→ **Stated goal**: Track down each line that has the word "yang" and copy it.
--*--
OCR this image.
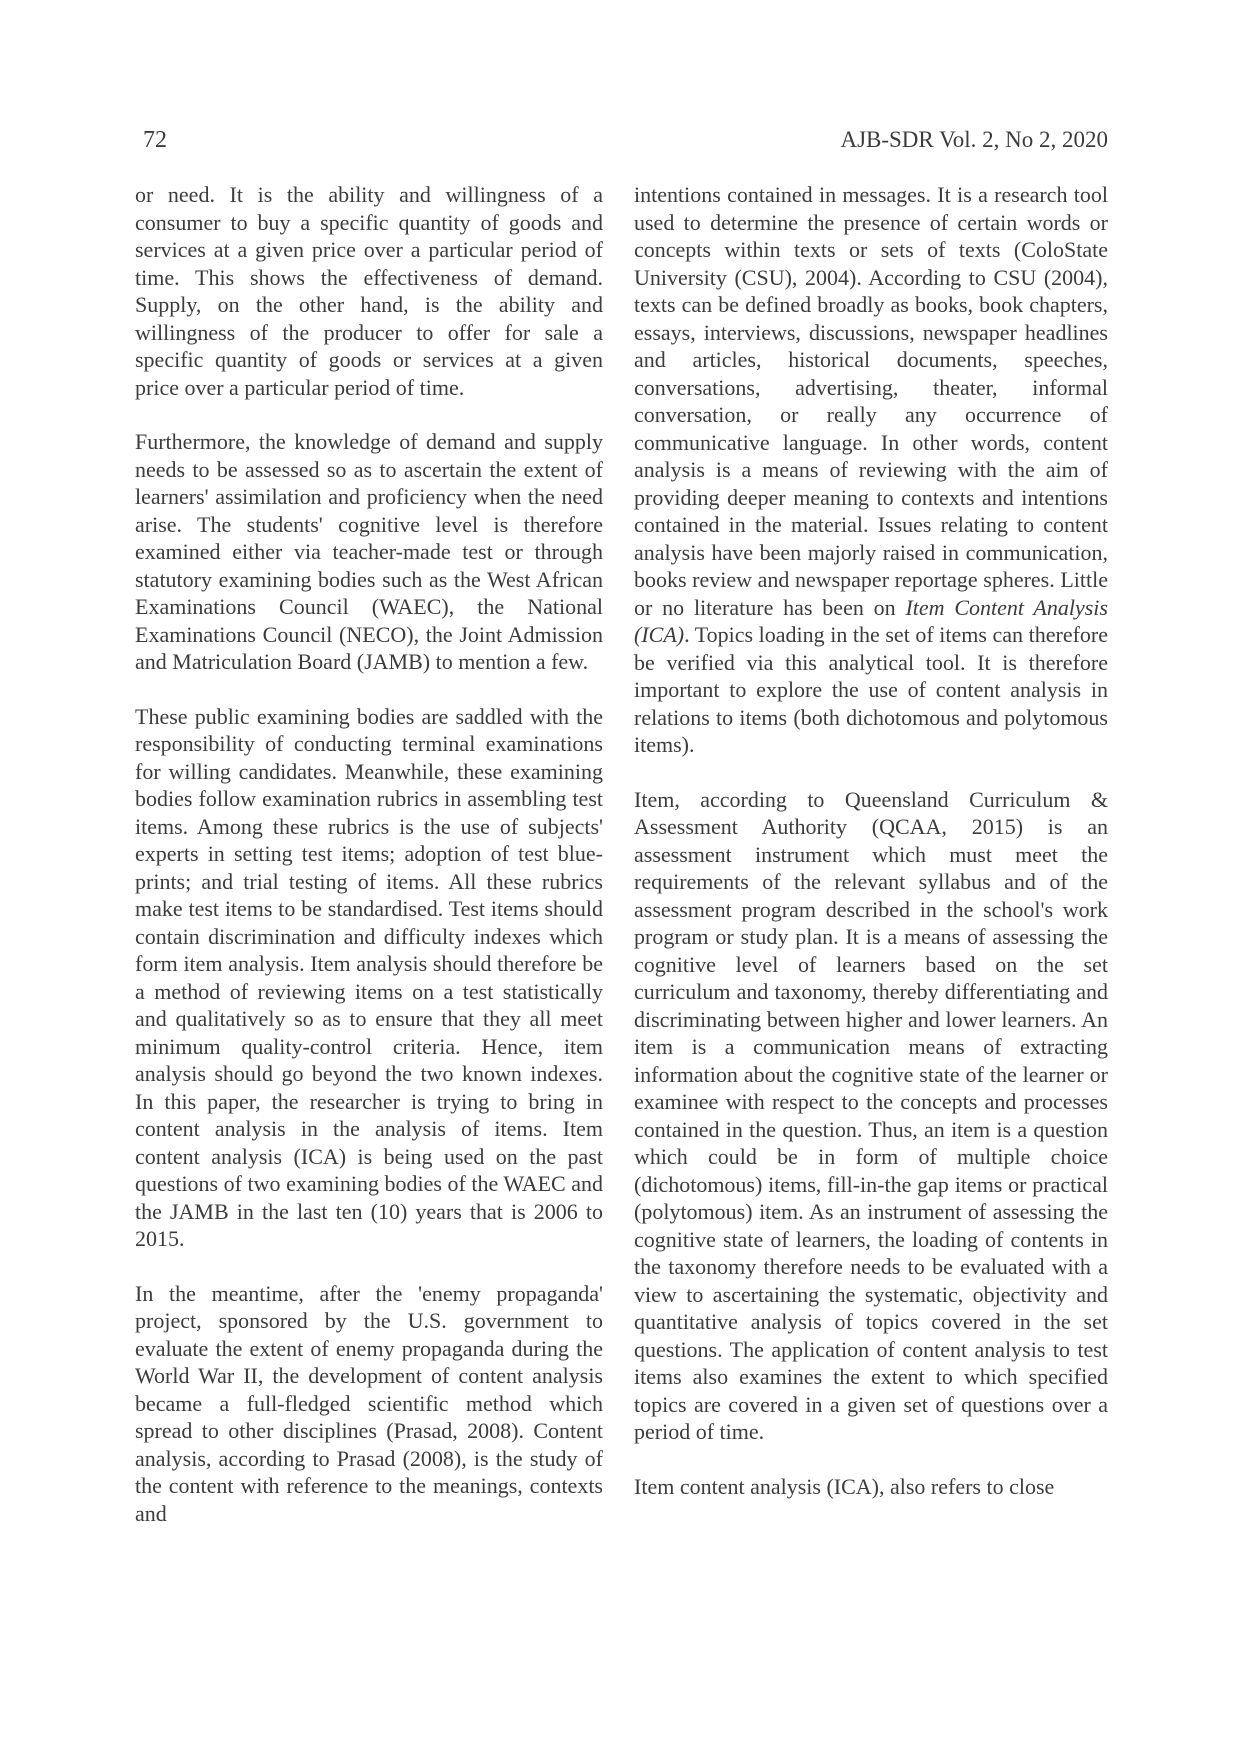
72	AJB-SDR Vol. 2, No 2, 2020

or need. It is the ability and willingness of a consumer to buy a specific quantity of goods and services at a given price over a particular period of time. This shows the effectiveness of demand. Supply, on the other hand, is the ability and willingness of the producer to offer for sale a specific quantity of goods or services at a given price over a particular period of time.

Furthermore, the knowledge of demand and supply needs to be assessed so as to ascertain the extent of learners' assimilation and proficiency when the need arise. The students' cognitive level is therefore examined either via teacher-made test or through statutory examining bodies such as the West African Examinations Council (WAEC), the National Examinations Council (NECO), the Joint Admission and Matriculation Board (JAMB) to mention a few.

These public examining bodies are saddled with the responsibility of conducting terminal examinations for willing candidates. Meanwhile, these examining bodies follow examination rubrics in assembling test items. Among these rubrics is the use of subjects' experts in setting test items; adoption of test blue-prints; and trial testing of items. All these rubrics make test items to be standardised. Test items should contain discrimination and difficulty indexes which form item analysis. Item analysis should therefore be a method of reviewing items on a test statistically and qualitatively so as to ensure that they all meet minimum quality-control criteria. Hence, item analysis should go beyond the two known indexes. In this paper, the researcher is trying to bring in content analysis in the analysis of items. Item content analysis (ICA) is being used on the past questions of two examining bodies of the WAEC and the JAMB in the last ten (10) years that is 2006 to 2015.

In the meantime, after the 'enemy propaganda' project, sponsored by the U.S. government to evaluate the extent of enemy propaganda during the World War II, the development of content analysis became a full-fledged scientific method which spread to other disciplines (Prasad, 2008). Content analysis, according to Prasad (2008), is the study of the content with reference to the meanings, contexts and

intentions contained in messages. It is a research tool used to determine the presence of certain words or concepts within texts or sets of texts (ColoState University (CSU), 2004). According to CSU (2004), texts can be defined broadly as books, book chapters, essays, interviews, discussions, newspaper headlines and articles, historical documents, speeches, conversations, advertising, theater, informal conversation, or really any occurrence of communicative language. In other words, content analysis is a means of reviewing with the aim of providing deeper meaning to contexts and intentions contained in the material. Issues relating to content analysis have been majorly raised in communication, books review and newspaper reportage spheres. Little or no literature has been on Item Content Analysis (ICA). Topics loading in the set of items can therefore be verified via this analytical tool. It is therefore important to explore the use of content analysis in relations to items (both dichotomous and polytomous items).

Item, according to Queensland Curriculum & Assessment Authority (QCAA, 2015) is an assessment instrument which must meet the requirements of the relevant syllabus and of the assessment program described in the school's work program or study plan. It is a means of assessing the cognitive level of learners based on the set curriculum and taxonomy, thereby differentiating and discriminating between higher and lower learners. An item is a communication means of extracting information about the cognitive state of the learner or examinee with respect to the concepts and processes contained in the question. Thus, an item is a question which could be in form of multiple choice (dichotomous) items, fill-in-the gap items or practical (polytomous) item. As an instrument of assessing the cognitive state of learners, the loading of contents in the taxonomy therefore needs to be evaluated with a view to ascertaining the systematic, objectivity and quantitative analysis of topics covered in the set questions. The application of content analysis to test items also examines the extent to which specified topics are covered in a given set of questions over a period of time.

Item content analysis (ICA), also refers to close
--*--
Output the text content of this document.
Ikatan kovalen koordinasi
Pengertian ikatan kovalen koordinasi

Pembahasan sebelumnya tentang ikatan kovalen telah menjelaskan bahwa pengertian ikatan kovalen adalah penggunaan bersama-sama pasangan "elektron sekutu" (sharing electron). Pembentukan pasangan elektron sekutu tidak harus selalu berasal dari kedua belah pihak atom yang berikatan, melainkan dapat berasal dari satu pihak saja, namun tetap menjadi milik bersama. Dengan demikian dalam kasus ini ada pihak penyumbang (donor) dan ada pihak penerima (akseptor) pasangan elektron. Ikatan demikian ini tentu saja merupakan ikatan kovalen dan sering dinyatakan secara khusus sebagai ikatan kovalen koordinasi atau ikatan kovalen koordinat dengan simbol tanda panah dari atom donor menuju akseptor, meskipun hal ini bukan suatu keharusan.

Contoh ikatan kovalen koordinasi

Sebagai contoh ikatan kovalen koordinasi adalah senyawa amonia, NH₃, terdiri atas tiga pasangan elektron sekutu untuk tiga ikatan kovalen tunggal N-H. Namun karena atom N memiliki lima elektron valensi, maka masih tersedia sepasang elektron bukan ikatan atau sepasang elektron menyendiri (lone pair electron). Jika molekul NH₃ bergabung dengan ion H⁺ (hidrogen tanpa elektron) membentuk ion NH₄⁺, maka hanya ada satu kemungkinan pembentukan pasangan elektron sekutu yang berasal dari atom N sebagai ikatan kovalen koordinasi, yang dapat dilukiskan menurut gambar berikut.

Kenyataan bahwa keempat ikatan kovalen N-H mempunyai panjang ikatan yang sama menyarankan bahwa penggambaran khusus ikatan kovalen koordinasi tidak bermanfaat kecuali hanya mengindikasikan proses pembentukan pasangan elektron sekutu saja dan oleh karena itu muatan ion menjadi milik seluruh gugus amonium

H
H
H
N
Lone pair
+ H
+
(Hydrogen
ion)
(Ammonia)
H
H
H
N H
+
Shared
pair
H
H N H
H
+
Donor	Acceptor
--*--
→ **Solution for this exercise**:
Pembahasan sebelumnya tentang ikatan kovalen telah menjelaskan bahwa pengertian ikatan kovalen adalah penggunaan bersama-sama pasangan "elektron sekutu" (sharing electron). Pembentukan pasangan elektron sekutu tidak harus selalu berasal dari kedua belah pihak atom yang berikatan, melainkan dapat berasal dari satu pihak saja, namun tetap menjadi milik bersama. Dengan demikian dalam kasus ini ada pihak penyumbang (donor) dan ada pihak penerima (akseptor) pasangan elektron. Ikatan demikian ini tentu saja merupakan ikatan kovalen dan sering dinyatakan secara khusus sebagai ikatan kovalen koordinasi atau ikatan kovalen koordinat dengan simbol tanda panah dari atom donor menuju akseptor, meskipun hal ini bukan suatu keharusan.
Sebagai contoh ikatan kovalen koordinasi adalah senyawa amonia, NH₃, terdiri atas tiga pasangan elektron sekutu untuk tiga ikatan kovalen tunggal N-H. Namun karena atom N memiliki lima elektron valensi, maka masih tersedia sepasang elektron bukan ikatan atau sepasang elektron menyendiri (lone pair electron). Jika molekul NH₃ bergabung dengan ion H⁺ (hidrogen tanpa elektron) membentuk ion NH₄⁺, maka hanya ada satu kemungkinan pembentukan pasangan elektron sekutu yang berasal dari atom N sebagai ikatan kovalen koordinasi, yang dapat dilukiskan menurut gambar berikut.
Kenyataan bahwa keempat ikatan kovalen N-H mempunyai panjang ikatan yang sama menyarankan bahwa penggambaran khusus ikatan kovalen koordinasi tidak bermanfaat kecuali hanya mengindikasikan proses pembentukan pasangan elektron sekutu saja dan oleh karena itu muatan ion menjadi milik seluruh gugus amonium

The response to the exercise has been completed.